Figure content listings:
——
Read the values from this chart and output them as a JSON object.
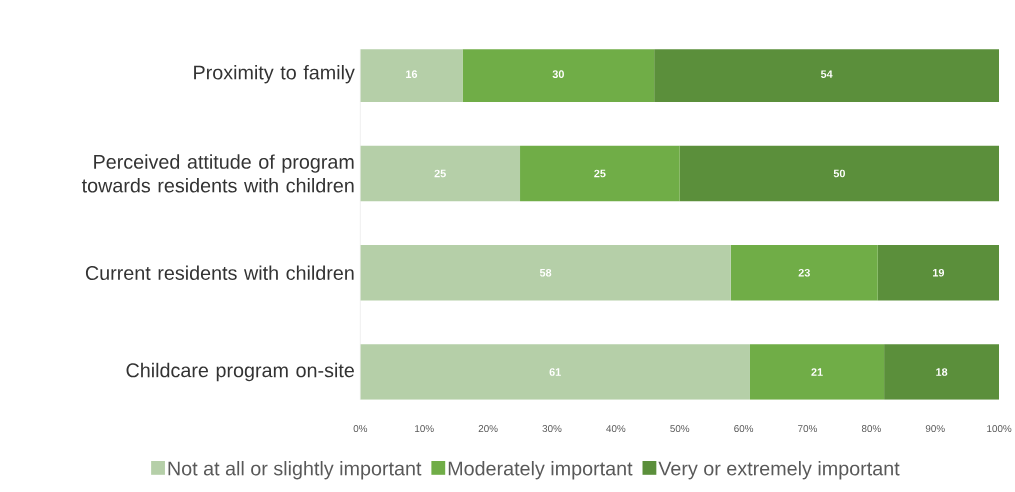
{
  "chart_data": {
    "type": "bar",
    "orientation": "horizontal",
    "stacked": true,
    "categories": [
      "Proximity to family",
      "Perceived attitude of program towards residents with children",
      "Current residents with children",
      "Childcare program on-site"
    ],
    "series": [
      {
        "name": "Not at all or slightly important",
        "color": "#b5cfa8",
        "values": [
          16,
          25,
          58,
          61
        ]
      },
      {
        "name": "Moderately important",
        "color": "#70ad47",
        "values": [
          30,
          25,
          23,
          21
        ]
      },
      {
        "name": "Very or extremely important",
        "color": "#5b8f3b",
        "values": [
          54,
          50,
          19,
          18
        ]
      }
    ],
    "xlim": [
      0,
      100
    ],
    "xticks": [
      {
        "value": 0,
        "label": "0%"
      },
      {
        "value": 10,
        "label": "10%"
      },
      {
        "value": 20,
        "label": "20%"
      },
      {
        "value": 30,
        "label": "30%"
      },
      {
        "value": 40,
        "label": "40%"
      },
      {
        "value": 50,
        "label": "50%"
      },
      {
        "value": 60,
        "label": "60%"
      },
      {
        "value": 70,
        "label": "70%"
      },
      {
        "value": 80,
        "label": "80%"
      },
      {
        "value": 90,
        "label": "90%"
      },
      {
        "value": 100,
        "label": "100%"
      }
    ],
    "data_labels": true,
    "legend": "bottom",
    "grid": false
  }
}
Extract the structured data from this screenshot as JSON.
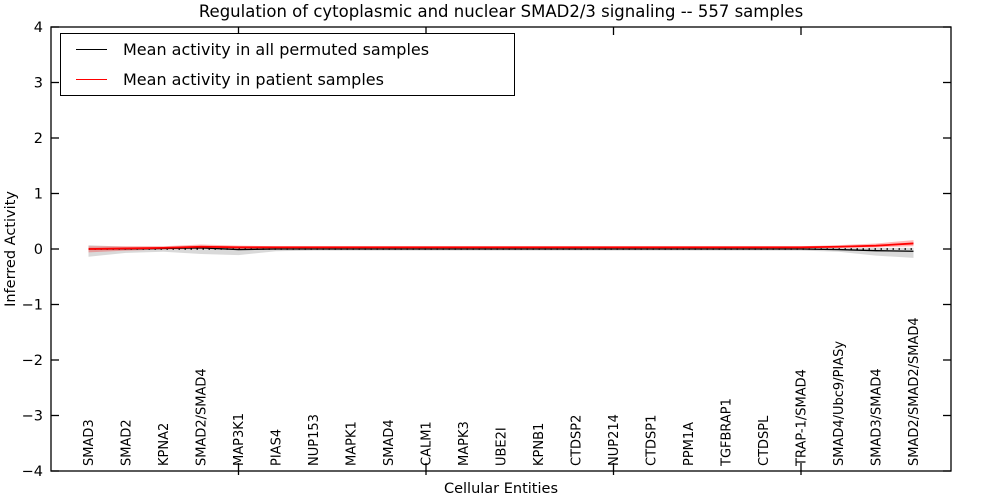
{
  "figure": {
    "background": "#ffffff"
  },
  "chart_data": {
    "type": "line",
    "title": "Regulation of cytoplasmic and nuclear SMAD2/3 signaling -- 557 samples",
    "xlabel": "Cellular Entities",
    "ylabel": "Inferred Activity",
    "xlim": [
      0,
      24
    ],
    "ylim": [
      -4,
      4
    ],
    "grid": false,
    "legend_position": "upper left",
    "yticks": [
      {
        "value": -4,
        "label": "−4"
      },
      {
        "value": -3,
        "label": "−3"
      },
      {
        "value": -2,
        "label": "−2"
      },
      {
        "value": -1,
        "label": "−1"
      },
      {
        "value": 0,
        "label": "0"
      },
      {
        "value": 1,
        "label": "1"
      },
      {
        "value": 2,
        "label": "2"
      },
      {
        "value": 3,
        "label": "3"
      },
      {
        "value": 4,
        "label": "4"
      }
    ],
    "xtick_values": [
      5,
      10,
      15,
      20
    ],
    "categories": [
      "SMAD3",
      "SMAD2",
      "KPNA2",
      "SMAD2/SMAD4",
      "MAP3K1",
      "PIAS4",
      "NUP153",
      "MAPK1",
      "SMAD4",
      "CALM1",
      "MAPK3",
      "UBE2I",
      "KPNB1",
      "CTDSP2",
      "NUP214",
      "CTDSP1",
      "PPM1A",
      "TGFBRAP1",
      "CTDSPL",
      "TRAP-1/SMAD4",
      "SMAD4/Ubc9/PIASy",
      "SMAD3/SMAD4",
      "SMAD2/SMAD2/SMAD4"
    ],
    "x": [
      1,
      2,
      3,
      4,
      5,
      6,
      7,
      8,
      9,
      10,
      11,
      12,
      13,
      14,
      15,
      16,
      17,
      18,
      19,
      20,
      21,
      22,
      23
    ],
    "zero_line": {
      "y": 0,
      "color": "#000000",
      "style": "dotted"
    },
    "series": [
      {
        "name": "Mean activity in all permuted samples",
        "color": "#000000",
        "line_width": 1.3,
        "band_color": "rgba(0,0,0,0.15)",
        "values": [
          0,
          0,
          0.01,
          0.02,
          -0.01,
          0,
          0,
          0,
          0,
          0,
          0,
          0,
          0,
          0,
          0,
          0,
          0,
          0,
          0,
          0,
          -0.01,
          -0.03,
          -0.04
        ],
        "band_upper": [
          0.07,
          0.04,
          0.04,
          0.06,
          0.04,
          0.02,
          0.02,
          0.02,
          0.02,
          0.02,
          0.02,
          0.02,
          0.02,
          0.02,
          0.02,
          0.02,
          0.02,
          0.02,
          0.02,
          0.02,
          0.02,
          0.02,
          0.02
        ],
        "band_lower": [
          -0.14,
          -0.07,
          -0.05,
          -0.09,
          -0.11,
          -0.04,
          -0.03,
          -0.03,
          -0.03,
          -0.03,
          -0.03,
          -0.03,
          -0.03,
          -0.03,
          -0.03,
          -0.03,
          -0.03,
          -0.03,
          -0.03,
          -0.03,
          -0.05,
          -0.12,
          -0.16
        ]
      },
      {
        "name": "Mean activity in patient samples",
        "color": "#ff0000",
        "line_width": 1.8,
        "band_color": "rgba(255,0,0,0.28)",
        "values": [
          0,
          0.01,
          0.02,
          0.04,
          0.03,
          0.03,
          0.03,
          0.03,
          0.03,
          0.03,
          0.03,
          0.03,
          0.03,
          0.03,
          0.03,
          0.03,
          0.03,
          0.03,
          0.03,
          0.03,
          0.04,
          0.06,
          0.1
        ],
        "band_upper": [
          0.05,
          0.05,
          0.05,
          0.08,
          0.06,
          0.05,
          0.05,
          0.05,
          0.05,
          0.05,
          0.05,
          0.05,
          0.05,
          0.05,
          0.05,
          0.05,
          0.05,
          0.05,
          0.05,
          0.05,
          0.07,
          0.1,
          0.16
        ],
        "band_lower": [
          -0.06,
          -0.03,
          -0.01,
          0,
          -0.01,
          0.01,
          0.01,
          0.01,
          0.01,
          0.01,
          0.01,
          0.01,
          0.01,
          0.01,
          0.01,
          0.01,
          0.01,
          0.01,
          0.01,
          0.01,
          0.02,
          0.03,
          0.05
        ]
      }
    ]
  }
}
——
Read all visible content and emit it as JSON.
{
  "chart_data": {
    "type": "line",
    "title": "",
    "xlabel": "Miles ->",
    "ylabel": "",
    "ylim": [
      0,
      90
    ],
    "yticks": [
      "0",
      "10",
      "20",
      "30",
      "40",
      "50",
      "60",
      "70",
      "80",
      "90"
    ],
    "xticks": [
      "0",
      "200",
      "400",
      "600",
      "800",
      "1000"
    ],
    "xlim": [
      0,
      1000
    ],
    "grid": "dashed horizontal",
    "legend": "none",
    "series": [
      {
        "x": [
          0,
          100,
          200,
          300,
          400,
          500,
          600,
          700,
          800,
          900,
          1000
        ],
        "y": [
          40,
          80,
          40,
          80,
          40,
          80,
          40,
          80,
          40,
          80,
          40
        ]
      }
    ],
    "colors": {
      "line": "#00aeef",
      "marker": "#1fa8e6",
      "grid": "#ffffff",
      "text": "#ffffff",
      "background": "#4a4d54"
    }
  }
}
——
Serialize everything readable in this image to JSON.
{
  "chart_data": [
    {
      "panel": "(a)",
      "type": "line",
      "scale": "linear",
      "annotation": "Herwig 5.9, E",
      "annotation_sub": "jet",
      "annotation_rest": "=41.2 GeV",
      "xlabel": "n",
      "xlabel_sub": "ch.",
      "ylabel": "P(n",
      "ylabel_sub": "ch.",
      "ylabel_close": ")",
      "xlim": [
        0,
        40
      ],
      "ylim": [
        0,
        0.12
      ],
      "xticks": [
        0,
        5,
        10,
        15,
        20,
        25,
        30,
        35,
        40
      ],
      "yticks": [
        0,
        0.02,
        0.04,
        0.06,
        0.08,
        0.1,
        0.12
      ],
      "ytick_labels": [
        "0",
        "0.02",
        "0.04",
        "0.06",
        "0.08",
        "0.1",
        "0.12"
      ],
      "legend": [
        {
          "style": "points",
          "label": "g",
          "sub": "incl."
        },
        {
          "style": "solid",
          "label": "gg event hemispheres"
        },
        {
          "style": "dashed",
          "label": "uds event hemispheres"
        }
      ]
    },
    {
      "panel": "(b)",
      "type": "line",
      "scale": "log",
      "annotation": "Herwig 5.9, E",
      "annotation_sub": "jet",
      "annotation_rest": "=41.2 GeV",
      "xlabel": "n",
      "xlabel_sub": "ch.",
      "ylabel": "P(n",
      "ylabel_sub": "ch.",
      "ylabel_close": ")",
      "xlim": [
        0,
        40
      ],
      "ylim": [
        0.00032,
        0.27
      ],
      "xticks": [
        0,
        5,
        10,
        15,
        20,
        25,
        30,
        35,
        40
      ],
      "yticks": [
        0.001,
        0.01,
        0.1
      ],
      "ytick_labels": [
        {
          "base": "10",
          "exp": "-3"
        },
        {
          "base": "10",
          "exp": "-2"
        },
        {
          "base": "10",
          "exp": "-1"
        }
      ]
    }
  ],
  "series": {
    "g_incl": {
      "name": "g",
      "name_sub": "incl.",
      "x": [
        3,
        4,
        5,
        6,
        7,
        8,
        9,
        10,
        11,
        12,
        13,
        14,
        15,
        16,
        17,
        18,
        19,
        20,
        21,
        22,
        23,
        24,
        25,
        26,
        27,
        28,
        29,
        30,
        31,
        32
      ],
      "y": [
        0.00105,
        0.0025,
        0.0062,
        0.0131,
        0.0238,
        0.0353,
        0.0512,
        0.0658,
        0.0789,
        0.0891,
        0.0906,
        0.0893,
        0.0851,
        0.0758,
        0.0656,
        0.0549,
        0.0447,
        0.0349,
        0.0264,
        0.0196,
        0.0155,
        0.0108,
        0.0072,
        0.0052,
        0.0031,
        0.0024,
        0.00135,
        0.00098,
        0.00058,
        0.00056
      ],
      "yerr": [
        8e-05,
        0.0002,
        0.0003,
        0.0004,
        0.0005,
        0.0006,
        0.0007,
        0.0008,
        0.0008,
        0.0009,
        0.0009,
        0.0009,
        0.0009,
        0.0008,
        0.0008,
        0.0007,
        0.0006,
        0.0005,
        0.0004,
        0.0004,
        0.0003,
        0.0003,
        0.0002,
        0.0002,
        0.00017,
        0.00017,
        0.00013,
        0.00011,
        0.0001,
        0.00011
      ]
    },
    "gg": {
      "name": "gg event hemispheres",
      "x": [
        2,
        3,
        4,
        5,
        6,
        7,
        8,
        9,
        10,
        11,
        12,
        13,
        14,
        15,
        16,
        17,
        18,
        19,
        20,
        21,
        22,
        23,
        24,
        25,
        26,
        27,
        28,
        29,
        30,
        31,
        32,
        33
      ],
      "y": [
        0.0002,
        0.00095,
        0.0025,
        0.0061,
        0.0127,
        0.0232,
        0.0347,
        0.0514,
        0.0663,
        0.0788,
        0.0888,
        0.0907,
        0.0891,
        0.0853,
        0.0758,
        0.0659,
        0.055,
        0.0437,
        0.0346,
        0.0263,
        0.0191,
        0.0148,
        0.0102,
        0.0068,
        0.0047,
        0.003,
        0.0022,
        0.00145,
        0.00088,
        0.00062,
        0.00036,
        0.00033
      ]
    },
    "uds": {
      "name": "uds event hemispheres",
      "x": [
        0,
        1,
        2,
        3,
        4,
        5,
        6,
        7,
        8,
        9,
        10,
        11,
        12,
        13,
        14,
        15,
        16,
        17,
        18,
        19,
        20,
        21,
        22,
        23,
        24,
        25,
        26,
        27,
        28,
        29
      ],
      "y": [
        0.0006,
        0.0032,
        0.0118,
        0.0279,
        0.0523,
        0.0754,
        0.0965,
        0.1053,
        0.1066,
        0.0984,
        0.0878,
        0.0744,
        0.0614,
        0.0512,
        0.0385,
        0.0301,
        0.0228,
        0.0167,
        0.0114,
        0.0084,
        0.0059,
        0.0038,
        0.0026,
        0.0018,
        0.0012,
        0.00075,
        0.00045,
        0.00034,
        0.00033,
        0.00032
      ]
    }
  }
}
——
## Requirements
Find every line in the records above that holds the word "with", and copy each one.

## Written solution
      "Perceived attitude of program towards residents with children",
      "Current residents with children",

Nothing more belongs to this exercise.